> _ROWS_
━━━━━━

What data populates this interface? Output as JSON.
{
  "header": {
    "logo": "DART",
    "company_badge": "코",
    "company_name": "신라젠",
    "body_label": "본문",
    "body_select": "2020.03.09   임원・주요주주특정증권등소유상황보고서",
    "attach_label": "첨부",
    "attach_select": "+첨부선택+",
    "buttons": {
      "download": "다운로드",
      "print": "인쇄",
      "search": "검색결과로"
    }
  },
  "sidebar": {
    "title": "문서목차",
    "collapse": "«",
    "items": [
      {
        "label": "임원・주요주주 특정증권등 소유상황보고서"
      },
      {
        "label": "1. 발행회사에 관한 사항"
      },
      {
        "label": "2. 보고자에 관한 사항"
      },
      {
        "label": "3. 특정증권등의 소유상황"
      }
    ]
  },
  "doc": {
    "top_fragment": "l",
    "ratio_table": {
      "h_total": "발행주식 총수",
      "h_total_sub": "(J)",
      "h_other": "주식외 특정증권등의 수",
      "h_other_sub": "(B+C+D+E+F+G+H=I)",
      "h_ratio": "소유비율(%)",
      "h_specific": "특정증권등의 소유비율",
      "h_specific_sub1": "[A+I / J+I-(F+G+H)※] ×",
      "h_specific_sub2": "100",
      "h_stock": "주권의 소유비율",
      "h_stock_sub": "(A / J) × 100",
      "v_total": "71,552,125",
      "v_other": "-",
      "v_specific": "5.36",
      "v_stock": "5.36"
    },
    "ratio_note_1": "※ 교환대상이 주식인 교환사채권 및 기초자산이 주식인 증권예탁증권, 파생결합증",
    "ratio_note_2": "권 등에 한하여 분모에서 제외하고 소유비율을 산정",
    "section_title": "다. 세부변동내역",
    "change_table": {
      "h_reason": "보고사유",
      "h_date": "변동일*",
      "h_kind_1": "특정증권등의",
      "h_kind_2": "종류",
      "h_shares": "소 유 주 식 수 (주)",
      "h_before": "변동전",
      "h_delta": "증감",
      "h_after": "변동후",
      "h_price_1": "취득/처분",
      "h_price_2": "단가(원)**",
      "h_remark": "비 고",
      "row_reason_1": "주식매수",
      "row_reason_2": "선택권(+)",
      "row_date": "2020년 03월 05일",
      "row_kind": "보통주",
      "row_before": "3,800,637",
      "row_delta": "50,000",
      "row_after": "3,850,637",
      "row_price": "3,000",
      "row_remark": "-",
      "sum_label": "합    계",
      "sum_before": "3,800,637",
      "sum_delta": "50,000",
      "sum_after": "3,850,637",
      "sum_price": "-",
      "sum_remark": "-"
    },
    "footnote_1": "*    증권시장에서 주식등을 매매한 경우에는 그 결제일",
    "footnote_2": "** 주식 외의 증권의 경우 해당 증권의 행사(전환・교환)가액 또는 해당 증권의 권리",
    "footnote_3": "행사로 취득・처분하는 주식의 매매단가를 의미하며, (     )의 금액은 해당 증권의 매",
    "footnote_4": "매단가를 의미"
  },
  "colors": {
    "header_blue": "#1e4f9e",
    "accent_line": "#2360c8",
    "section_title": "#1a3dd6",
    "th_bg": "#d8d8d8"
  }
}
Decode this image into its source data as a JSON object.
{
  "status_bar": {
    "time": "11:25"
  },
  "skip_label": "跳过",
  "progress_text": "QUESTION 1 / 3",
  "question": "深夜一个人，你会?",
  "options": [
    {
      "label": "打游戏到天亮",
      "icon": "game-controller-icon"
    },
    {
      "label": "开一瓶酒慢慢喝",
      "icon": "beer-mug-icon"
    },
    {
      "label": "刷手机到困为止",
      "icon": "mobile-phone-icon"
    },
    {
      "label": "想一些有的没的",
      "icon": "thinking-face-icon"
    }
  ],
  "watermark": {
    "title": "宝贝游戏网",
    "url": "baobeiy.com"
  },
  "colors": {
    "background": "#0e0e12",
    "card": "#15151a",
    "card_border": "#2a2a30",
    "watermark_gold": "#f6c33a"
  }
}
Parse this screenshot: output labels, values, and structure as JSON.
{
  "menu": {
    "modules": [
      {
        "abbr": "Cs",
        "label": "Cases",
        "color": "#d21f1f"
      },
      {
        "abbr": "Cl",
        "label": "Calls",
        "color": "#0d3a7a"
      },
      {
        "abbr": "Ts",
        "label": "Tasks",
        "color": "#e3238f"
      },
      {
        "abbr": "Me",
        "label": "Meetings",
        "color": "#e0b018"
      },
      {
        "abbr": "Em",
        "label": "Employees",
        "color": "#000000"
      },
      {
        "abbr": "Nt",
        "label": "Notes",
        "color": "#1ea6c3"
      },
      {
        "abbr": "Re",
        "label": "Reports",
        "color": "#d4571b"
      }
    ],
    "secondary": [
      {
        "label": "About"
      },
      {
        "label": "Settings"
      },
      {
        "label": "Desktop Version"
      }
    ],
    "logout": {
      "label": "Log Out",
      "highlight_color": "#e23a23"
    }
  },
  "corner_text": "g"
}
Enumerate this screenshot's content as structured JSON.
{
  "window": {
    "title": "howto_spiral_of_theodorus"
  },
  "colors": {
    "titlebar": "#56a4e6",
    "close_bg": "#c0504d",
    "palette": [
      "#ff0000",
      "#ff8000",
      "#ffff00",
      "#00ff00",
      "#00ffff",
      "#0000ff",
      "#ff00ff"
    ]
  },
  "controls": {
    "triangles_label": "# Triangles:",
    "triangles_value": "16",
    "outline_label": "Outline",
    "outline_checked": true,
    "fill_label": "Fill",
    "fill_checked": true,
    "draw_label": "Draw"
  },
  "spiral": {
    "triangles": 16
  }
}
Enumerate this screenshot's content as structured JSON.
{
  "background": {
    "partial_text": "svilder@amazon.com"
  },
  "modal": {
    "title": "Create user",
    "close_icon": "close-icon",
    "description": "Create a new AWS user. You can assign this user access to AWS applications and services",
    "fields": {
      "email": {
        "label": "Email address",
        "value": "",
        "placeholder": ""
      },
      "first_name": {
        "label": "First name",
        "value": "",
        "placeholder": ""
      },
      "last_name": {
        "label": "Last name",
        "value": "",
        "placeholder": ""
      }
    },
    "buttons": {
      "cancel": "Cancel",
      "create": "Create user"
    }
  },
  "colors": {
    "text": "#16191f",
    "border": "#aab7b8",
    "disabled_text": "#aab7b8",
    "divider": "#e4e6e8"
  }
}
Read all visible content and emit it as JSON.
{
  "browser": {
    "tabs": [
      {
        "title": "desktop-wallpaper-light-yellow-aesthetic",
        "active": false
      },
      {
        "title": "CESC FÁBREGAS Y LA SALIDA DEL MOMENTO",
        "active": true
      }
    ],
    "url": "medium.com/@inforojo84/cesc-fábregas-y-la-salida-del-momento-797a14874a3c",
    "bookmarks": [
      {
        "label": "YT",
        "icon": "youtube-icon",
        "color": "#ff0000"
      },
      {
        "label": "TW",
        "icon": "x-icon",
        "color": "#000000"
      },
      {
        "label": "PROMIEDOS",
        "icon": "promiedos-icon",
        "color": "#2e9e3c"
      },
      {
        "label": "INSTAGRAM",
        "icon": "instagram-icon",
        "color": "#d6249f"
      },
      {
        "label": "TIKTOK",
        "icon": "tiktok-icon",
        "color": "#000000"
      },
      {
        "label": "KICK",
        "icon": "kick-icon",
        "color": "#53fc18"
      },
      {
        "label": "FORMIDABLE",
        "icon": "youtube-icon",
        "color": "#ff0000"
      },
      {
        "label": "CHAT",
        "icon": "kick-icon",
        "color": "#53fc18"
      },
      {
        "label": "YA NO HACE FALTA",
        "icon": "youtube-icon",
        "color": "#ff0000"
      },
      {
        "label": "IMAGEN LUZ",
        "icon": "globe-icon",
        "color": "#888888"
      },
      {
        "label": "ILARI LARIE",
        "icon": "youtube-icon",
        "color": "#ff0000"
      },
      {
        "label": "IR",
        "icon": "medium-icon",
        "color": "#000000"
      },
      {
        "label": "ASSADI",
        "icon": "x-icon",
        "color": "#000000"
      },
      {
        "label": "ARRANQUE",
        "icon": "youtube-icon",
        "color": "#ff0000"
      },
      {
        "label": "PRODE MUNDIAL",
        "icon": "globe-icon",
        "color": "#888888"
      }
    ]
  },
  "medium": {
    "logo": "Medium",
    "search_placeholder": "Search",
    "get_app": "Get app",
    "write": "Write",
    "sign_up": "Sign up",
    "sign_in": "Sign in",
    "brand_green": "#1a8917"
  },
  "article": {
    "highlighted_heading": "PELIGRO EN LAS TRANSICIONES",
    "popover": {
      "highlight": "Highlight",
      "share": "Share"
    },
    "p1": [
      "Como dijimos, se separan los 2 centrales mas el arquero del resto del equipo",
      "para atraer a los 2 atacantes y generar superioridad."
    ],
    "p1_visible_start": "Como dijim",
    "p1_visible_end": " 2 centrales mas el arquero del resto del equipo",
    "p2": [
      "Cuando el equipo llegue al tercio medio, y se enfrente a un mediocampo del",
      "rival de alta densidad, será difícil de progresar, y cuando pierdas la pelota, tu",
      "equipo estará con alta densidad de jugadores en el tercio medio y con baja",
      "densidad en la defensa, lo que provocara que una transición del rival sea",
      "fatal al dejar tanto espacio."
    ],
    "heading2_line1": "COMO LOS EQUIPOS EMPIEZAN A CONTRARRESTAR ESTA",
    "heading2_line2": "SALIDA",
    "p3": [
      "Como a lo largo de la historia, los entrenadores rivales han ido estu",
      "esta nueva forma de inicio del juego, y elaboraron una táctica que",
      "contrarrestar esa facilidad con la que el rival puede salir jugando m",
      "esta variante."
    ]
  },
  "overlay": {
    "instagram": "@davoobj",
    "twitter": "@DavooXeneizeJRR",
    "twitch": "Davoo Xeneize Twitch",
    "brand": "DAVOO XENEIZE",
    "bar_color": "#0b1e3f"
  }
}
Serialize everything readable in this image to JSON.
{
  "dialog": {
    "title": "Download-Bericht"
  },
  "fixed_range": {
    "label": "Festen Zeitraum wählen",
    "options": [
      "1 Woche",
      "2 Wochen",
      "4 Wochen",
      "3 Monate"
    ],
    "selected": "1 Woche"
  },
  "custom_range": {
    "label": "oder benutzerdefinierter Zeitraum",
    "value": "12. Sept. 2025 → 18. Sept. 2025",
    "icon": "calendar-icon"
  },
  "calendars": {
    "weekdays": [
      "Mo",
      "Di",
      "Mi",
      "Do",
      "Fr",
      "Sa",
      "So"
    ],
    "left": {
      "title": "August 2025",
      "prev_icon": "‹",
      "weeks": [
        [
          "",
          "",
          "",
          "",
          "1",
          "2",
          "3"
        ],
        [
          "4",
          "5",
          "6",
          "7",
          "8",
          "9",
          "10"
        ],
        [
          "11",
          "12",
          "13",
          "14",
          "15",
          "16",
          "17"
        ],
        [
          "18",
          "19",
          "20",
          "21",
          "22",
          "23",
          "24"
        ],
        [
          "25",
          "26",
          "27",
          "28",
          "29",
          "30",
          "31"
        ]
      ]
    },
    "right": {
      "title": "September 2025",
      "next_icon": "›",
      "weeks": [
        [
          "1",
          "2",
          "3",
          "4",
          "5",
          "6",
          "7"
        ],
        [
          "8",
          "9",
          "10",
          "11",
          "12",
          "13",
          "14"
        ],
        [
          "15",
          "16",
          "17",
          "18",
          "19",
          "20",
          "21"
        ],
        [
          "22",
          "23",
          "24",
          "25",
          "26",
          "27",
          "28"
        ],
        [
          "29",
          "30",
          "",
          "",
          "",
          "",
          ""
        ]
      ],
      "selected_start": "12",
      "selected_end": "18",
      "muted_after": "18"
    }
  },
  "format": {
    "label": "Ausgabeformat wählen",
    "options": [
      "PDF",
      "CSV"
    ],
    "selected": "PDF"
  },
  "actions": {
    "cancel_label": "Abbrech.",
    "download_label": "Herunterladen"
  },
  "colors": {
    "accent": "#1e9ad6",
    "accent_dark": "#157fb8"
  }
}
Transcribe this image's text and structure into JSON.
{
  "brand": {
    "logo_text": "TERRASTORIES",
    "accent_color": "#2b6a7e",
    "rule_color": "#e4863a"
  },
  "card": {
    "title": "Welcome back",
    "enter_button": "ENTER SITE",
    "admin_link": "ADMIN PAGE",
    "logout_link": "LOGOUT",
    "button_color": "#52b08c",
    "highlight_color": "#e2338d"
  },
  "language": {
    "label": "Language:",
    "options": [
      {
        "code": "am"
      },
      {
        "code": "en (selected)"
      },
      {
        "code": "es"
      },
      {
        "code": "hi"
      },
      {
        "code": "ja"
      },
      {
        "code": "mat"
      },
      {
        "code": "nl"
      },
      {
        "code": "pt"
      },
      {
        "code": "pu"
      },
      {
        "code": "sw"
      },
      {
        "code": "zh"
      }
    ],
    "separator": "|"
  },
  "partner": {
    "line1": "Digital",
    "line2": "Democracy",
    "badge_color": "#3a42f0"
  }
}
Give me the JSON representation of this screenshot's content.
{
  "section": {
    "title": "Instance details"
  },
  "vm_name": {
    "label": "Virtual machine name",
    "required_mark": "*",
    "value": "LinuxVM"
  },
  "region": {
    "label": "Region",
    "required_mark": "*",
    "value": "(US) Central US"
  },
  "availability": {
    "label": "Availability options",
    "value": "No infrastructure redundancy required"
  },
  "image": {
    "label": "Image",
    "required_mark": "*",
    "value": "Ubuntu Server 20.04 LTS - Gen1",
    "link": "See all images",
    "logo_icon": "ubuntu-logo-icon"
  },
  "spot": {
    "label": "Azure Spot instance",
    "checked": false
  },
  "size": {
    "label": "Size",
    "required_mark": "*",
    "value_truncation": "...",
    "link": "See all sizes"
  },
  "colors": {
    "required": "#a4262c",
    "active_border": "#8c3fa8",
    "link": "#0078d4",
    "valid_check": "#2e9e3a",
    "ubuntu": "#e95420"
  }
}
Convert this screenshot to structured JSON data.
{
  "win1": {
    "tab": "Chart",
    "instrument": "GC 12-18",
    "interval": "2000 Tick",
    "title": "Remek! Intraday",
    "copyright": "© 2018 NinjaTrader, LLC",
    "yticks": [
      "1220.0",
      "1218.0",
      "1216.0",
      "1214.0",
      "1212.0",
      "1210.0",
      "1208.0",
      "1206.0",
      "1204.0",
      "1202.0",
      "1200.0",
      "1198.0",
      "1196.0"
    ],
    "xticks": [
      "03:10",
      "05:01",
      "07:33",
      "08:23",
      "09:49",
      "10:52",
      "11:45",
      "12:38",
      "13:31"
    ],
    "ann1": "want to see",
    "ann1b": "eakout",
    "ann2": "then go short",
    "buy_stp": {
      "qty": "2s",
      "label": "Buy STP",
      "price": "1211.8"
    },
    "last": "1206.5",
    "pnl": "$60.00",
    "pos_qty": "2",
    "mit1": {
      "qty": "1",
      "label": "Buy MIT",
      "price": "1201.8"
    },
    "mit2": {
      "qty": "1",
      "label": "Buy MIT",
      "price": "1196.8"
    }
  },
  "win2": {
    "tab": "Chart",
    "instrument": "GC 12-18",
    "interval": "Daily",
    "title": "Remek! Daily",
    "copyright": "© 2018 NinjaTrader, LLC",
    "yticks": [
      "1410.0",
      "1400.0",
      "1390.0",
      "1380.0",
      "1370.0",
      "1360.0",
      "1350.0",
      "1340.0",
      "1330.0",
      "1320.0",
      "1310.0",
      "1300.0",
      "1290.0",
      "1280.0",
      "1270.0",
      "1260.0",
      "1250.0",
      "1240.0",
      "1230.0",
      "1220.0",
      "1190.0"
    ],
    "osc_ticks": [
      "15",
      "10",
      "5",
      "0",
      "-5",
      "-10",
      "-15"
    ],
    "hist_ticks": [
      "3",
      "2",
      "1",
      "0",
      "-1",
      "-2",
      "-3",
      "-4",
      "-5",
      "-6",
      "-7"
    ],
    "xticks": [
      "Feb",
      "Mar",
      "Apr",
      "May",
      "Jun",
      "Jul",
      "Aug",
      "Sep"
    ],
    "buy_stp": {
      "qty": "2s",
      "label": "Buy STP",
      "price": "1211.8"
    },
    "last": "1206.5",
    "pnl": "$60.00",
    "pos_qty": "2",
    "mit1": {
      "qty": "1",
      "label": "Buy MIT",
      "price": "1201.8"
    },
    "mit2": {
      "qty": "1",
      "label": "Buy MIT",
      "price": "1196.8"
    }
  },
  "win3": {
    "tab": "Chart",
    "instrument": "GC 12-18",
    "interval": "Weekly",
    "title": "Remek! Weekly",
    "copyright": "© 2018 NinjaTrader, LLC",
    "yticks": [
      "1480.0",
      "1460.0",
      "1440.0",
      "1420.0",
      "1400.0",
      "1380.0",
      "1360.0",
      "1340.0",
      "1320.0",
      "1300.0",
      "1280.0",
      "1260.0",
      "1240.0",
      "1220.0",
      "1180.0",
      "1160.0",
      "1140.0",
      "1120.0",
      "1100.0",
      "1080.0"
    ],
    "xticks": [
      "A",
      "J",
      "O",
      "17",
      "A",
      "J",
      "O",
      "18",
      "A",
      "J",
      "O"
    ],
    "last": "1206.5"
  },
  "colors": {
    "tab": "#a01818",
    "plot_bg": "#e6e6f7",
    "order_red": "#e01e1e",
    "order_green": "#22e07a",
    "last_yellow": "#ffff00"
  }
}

━━━━━━

> _JOB_
Gather each line from the entries above that includes the word "this".

> _ANSWER TO THE TASK_
What data populates this interface? Output as JSON.
Decode this image into its source data as a JSON object.
Parse this screenshot: output labels, values, and structure as JSON.
Enumerate this screenshot's content as structured JSON.
Enumerate this screenshot's content as structured JSON.
    "description": "Create a new AWS user. You can assign this user access to AWS applications and services",
Serialize everything readable in this image to JSON.
Transcribe this image's text and structure into JSON.
Give me the JSON representation of this screenshot's content.
Convert this screenshot to structured JSON data.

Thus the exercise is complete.